**Your objective:** Gather each line of the entries below that includes "type".

**Working data:**
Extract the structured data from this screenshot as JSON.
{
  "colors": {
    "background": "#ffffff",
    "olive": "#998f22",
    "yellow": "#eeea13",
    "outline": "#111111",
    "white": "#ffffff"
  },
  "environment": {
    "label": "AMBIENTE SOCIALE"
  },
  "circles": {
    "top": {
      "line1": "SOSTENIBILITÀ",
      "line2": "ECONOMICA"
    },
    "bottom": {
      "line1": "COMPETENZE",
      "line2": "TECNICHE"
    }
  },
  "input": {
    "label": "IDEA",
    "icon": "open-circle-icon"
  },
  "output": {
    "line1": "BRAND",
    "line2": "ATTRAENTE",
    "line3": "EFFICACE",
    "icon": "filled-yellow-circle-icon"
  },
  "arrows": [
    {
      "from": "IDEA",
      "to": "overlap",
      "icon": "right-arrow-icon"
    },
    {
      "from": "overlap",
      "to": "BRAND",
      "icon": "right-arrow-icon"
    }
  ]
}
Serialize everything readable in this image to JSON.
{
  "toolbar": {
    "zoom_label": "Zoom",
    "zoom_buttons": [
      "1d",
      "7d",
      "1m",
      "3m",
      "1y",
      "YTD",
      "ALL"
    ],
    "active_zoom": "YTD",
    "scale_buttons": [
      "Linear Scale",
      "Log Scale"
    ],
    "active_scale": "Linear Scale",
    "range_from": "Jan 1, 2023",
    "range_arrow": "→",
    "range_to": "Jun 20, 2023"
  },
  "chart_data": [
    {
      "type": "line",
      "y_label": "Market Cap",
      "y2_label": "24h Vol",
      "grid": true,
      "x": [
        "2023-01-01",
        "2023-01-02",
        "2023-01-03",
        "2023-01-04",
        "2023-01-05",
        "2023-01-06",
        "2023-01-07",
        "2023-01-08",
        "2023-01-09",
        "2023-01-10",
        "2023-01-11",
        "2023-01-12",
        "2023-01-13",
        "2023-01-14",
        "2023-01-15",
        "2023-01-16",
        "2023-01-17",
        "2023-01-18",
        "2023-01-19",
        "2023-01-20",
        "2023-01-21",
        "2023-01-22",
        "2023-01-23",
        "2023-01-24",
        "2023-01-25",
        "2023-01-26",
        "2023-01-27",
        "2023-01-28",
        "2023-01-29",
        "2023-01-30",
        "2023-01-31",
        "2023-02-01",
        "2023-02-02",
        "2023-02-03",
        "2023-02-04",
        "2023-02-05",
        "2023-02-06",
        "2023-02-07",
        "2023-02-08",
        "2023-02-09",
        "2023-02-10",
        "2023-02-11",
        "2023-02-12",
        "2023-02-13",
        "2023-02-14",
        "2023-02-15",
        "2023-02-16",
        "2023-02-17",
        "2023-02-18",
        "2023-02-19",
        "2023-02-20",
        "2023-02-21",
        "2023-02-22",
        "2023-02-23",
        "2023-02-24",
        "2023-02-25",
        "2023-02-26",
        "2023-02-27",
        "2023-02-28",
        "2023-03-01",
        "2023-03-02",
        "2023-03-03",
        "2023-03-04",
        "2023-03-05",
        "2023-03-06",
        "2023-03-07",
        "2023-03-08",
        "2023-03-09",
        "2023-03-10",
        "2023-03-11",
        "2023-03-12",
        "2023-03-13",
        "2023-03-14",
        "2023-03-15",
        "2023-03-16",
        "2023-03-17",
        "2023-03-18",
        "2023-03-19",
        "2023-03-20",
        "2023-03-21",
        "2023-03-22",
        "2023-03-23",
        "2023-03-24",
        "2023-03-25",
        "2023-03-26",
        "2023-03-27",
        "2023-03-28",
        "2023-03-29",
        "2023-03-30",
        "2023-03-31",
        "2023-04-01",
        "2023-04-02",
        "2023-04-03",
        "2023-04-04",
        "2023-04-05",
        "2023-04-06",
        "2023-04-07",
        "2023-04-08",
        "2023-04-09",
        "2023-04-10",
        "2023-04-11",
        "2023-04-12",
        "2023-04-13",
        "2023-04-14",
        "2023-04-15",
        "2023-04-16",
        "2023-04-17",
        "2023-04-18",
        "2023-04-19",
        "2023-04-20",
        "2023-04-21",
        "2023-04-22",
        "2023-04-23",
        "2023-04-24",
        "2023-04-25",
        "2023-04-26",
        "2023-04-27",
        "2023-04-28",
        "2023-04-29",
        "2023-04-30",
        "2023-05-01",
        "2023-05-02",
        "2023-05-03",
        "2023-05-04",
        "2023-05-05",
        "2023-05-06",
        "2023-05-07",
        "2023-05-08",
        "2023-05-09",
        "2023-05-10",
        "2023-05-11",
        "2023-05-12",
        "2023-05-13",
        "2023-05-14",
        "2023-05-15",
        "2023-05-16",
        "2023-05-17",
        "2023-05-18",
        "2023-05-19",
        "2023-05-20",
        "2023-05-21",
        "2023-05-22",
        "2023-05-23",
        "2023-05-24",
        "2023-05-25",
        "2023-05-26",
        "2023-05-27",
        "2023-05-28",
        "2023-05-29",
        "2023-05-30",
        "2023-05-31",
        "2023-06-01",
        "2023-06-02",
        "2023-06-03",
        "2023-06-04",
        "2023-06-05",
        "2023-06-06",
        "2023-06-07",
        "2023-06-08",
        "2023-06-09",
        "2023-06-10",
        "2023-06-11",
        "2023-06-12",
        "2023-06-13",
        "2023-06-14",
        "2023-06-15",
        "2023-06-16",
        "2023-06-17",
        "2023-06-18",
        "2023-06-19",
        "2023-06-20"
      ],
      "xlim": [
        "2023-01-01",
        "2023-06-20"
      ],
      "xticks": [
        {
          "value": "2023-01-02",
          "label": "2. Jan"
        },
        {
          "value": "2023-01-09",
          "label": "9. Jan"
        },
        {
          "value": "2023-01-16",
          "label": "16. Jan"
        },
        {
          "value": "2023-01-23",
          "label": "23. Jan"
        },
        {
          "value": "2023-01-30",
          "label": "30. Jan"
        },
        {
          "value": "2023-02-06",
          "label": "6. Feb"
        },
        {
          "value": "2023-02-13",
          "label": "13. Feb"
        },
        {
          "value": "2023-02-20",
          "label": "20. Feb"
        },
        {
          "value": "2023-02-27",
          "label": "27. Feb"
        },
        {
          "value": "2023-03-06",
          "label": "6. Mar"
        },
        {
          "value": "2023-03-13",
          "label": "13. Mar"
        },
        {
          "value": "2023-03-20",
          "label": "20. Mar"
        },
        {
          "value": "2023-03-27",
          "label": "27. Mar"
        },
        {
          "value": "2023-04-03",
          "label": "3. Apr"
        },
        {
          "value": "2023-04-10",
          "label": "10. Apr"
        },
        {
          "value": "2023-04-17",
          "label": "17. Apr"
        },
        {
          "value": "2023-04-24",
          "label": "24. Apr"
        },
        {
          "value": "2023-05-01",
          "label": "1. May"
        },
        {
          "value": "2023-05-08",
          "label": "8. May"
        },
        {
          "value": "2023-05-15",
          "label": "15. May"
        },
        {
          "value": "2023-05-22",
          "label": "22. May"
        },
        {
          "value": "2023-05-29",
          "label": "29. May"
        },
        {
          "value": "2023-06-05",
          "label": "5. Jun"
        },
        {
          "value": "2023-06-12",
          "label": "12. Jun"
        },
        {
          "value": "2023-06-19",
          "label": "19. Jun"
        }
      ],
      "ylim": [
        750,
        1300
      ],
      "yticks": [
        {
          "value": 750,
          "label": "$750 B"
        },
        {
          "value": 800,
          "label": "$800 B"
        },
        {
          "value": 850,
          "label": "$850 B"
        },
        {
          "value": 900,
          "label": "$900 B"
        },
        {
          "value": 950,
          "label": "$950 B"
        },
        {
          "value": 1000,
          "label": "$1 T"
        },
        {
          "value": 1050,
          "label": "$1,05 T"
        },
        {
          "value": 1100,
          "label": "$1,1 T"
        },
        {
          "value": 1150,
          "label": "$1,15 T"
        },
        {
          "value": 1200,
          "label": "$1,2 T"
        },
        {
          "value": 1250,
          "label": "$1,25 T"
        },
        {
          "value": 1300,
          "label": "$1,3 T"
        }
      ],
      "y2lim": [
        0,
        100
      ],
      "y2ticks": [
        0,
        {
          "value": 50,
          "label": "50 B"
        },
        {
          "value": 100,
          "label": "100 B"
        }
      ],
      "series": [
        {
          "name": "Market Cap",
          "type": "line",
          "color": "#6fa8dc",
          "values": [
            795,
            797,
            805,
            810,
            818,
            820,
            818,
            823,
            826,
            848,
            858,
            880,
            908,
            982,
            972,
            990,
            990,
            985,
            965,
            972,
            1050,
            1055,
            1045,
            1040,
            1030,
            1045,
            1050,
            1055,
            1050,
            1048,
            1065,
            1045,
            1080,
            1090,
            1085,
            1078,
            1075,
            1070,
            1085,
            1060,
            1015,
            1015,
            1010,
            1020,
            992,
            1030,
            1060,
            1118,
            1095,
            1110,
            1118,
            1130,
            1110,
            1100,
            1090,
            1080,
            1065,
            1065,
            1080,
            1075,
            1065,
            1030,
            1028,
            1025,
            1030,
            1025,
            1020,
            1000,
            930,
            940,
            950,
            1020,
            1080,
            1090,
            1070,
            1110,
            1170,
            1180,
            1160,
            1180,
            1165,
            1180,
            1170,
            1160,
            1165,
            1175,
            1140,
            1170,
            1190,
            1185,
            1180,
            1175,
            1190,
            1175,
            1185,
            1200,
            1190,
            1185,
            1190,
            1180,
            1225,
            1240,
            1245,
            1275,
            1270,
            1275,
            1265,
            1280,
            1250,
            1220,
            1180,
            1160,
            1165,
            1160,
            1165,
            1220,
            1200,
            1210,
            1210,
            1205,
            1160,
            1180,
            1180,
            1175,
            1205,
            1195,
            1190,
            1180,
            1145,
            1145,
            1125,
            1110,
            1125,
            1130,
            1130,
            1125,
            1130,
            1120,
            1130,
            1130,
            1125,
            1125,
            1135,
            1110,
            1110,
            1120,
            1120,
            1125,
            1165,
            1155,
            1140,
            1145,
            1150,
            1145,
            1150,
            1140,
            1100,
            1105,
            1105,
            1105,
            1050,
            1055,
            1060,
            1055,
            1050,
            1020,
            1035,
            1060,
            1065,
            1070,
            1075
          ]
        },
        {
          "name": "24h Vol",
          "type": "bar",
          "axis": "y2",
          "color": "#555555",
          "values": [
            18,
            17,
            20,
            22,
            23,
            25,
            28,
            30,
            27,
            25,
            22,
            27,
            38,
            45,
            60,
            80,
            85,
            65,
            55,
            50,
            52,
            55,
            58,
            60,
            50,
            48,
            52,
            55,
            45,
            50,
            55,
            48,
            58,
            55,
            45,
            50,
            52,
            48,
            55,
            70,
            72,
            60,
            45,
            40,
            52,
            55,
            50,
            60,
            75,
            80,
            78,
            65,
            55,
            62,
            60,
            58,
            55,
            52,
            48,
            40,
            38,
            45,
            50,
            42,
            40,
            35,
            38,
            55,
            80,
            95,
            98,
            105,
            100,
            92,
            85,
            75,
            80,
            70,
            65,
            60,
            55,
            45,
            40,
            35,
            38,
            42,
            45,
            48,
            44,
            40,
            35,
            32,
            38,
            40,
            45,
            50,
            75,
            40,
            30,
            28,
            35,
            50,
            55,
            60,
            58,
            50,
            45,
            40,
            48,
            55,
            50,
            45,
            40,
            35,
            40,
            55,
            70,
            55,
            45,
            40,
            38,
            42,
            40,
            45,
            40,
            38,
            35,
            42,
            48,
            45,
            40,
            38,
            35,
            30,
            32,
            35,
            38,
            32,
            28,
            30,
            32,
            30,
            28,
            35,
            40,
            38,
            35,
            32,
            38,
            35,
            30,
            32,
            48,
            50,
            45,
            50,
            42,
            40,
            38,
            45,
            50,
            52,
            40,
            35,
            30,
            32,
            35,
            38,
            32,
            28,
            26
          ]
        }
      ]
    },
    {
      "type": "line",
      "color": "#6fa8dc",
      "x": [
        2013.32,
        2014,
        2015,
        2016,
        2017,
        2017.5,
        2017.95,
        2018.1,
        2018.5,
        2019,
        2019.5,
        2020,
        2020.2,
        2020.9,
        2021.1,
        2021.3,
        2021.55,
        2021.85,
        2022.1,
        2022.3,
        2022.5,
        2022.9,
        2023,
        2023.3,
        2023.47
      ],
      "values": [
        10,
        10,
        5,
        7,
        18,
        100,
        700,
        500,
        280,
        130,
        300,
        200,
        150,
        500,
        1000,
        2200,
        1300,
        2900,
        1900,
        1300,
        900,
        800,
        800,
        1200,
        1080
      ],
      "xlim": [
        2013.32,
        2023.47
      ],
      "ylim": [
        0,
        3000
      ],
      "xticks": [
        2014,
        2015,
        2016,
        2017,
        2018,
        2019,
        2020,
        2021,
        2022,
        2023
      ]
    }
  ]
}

**Correct answer:**
      "type": "line",
          "type": "line",
          "type": "bar",
      "type": "line",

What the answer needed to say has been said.